## Challenge
Among the entries below, count the lines where the string "Закупка" occurs, and give only the number.

(Collected data)
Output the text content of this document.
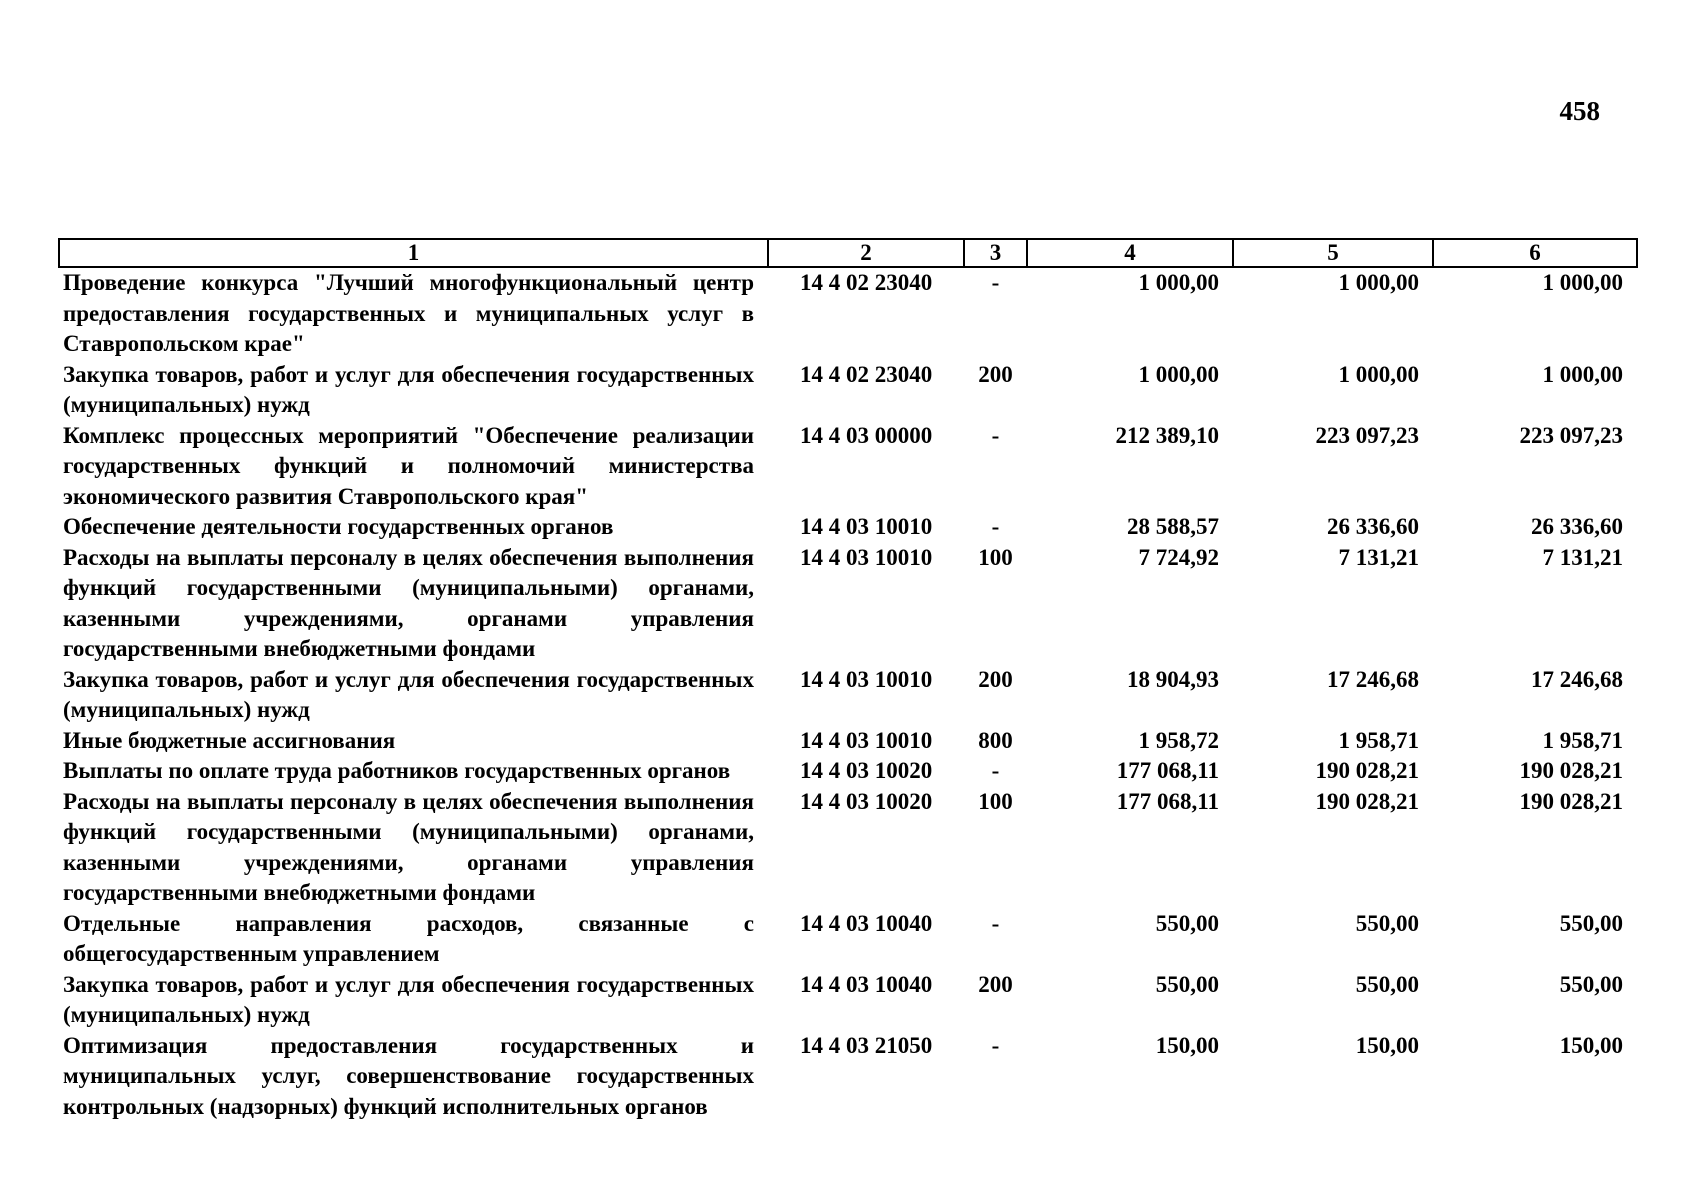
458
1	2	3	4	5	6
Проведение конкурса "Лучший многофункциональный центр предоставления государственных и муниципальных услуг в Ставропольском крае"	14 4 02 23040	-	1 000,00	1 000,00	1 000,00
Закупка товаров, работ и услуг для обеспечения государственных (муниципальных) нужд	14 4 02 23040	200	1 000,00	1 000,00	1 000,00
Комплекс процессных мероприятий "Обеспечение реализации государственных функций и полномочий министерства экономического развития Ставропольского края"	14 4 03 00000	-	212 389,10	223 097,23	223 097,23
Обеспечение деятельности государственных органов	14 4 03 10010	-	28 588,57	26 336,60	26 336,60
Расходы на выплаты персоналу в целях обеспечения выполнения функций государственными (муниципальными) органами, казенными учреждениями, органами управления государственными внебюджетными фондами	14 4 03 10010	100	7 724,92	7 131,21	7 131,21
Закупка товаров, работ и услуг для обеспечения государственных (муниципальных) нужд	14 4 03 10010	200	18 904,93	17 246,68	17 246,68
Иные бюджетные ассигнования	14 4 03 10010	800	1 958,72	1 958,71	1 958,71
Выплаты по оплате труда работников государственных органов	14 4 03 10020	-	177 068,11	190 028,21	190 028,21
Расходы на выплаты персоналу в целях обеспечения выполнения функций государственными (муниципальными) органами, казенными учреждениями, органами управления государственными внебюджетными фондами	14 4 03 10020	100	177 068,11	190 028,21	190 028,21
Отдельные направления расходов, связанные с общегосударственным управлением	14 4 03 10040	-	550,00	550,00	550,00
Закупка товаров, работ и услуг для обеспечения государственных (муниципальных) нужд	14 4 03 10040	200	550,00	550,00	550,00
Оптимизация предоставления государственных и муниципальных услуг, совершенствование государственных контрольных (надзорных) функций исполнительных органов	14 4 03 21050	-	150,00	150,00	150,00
---
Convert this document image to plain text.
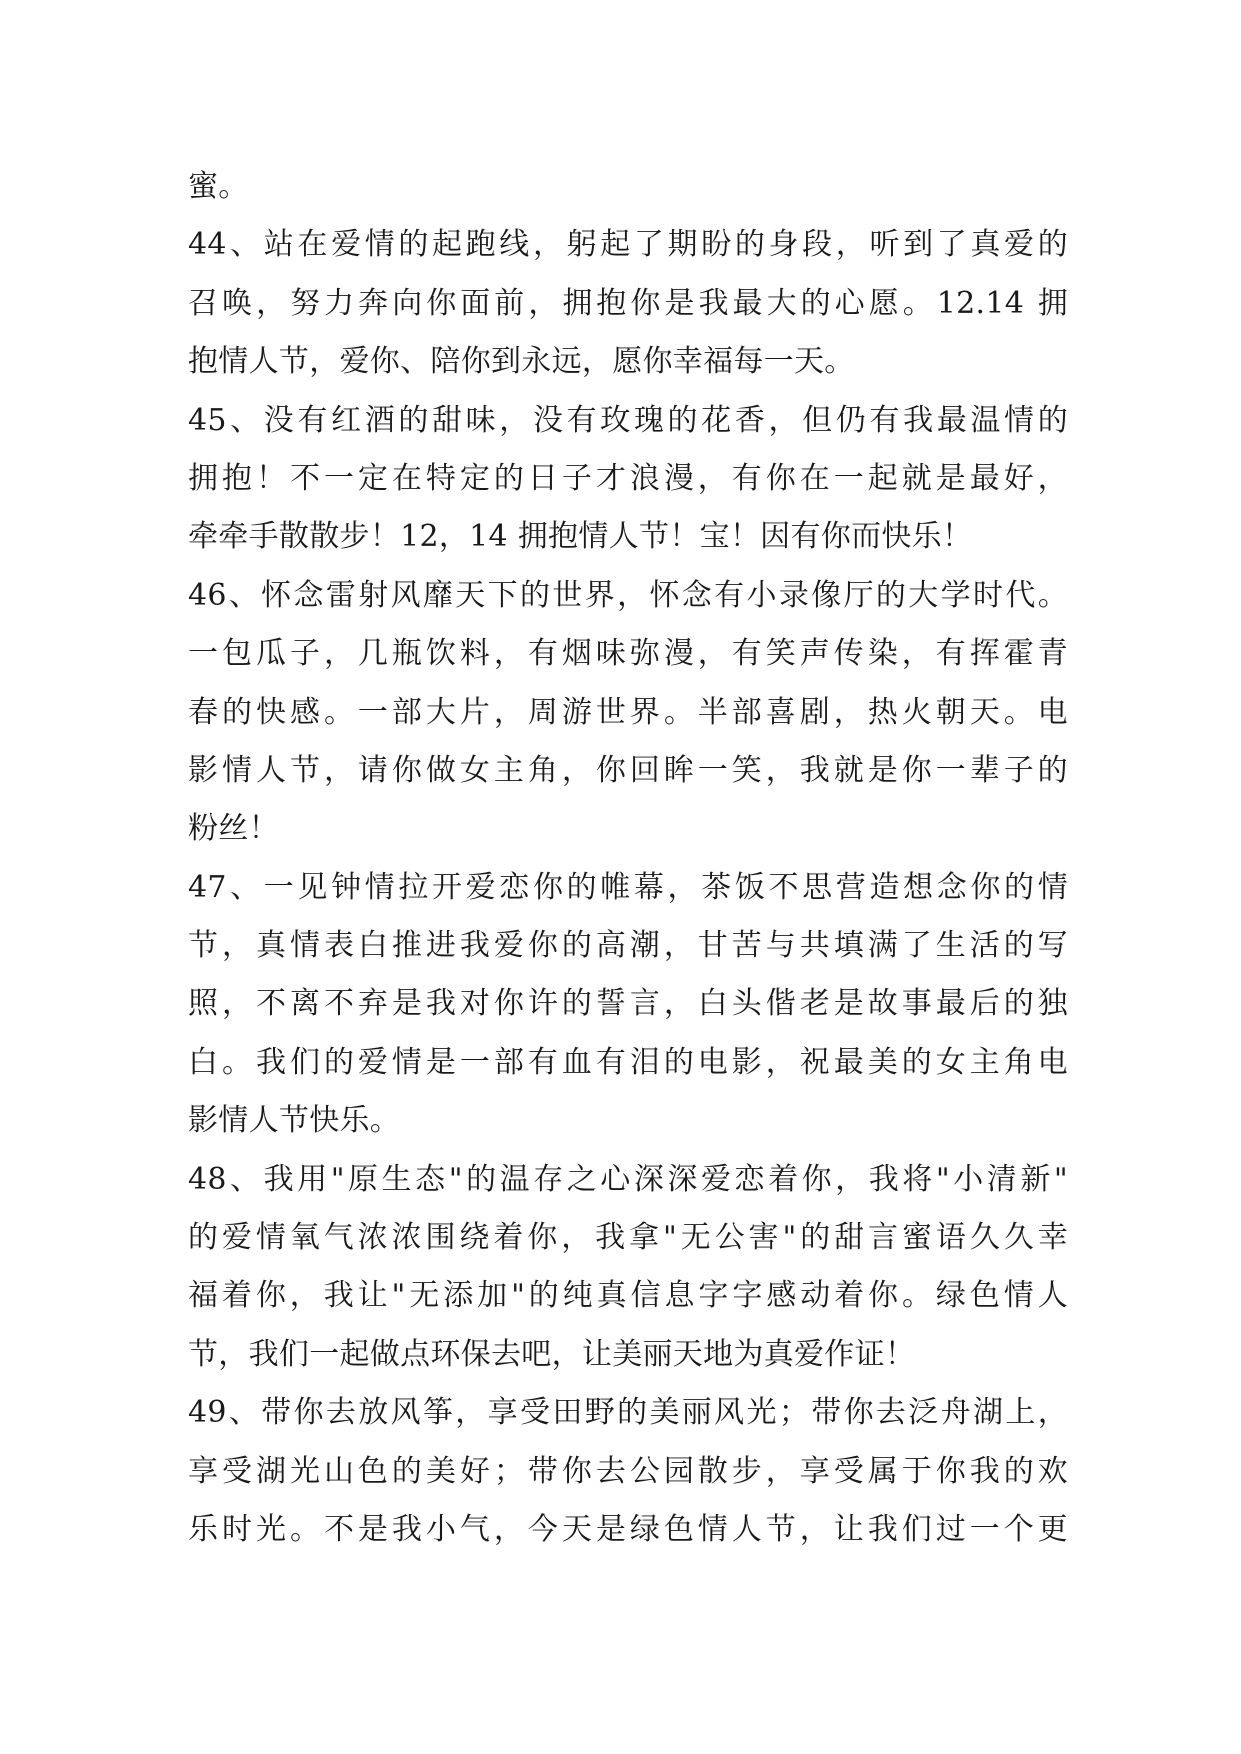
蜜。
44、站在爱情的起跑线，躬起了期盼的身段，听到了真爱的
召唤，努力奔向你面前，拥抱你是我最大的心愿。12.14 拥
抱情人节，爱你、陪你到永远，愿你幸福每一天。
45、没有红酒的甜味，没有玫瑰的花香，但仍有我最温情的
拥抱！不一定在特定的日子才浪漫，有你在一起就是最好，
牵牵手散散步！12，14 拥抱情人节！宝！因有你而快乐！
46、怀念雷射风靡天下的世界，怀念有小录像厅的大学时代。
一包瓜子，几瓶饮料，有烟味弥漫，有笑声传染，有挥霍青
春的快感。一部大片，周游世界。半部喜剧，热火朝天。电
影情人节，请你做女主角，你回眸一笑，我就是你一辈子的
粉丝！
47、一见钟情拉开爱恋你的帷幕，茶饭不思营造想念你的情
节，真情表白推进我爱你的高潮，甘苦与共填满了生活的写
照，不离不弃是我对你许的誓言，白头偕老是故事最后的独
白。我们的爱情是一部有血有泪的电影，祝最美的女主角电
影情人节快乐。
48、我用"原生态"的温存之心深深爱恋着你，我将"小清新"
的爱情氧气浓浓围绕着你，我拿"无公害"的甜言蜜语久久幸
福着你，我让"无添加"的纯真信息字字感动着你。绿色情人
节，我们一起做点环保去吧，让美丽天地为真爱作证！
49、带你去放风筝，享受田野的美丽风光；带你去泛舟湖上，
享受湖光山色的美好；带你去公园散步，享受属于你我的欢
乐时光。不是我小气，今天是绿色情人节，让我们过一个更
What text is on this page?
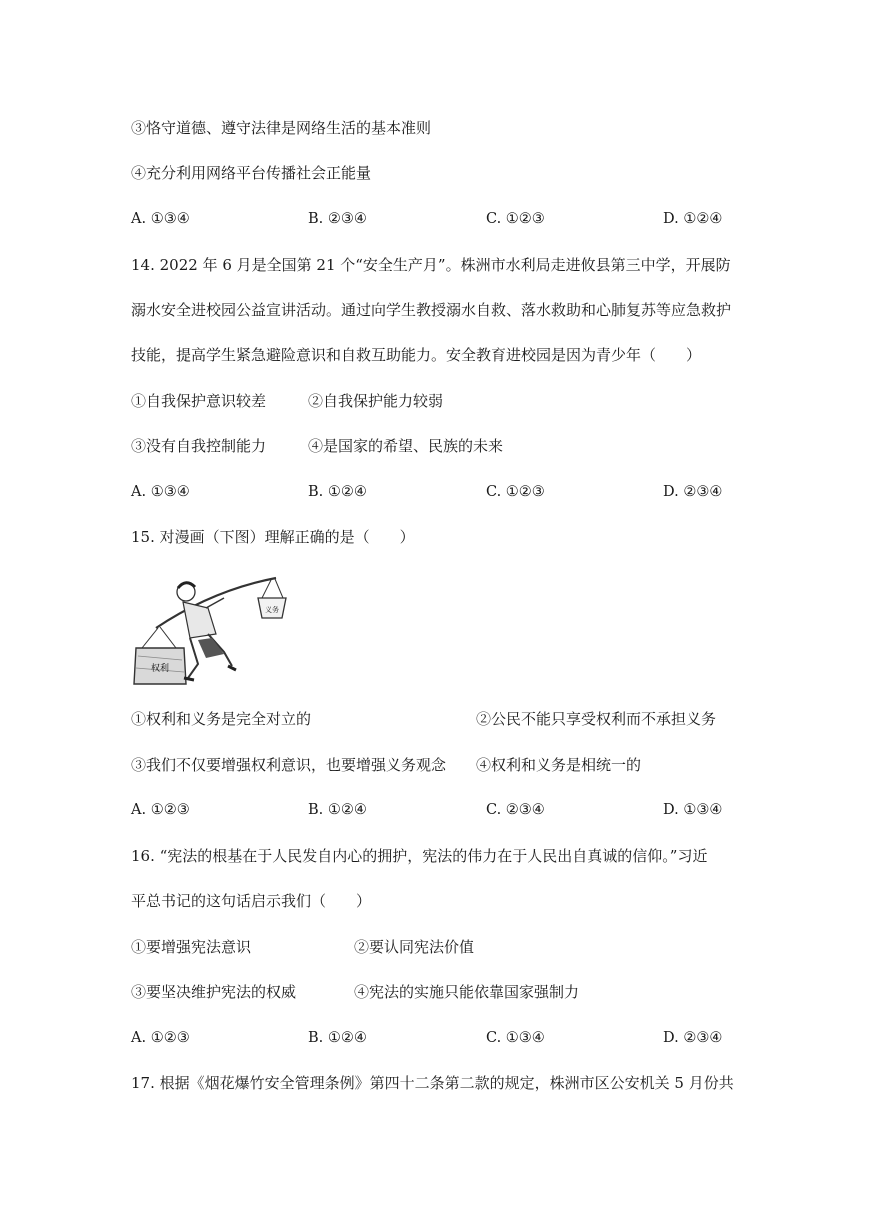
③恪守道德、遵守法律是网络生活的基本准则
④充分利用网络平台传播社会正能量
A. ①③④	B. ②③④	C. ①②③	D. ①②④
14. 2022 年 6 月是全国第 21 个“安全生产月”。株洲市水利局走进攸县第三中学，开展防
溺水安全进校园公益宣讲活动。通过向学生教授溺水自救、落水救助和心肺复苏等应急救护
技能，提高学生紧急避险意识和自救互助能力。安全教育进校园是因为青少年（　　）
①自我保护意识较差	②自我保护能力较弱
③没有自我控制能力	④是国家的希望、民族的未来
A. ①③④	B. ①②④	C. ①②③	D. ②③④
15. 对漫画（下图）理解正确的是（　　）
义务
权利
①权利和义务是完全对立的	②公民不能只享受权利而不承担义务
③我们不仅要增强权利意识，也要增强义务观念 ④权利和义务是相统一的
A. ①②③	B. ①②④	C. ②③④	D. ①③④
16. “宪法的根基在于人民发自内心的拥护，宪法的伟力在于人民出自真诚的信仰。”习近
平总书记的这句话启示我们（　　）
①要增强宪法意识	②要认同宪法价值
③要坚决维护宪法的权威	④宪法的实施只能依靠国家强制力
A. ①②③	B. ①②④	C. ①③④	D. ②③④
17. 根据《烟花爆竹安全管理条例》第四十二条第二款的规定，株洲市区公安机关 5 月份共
==
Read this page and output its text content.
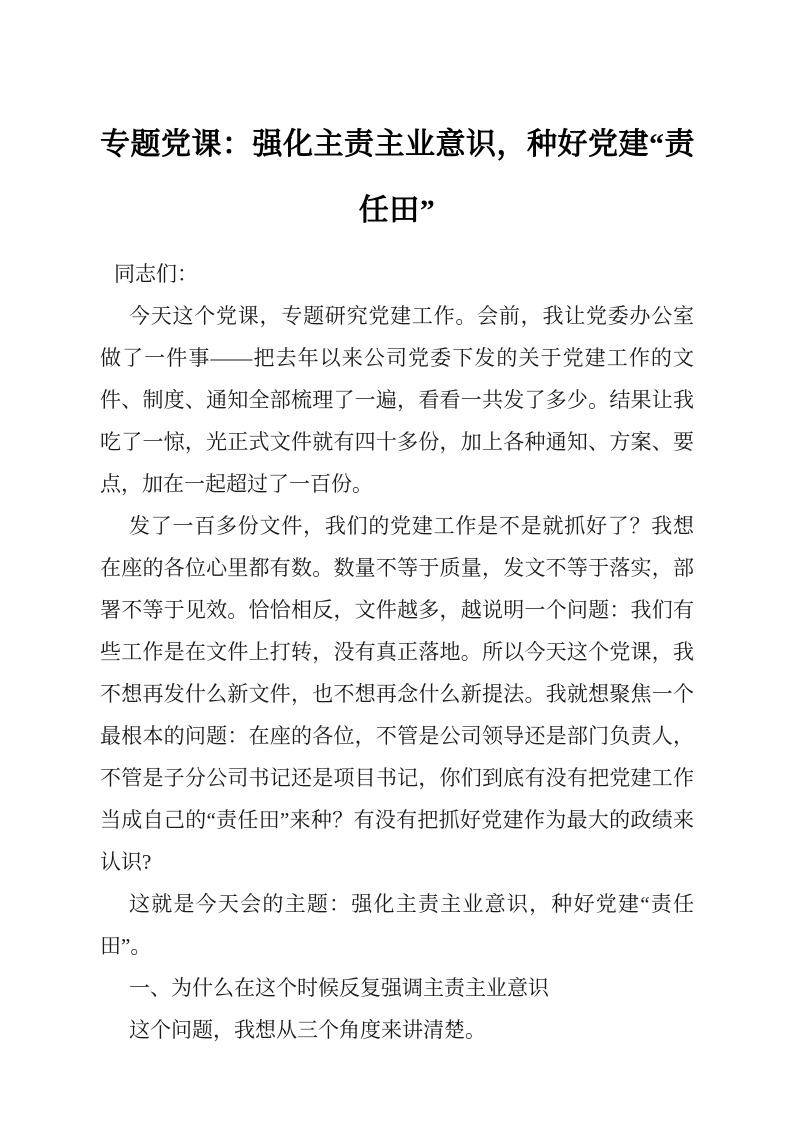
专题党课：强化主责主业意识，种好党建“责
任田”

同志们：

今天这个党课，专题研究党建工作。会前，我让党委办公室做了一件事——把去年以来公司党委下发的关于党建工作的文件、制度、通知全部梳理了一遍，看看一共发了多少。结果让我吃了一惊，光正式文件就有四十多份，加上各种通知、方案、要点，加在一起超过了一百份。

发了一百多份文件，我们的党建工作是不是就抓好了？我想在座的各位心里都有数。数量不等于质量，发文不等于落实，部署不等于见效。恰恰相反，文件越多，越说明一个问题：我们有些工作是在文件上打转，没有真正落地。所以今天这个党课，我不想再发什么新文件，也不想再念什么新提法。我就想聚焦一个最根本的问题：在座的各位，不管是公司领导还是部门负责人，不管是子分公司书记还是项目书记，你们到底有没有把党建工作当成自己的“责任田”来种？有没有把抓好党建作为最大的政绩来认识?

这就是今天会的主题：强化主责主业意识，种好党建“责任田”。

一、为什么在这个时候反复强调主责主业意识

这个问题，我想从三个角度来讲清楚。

## Task solution
3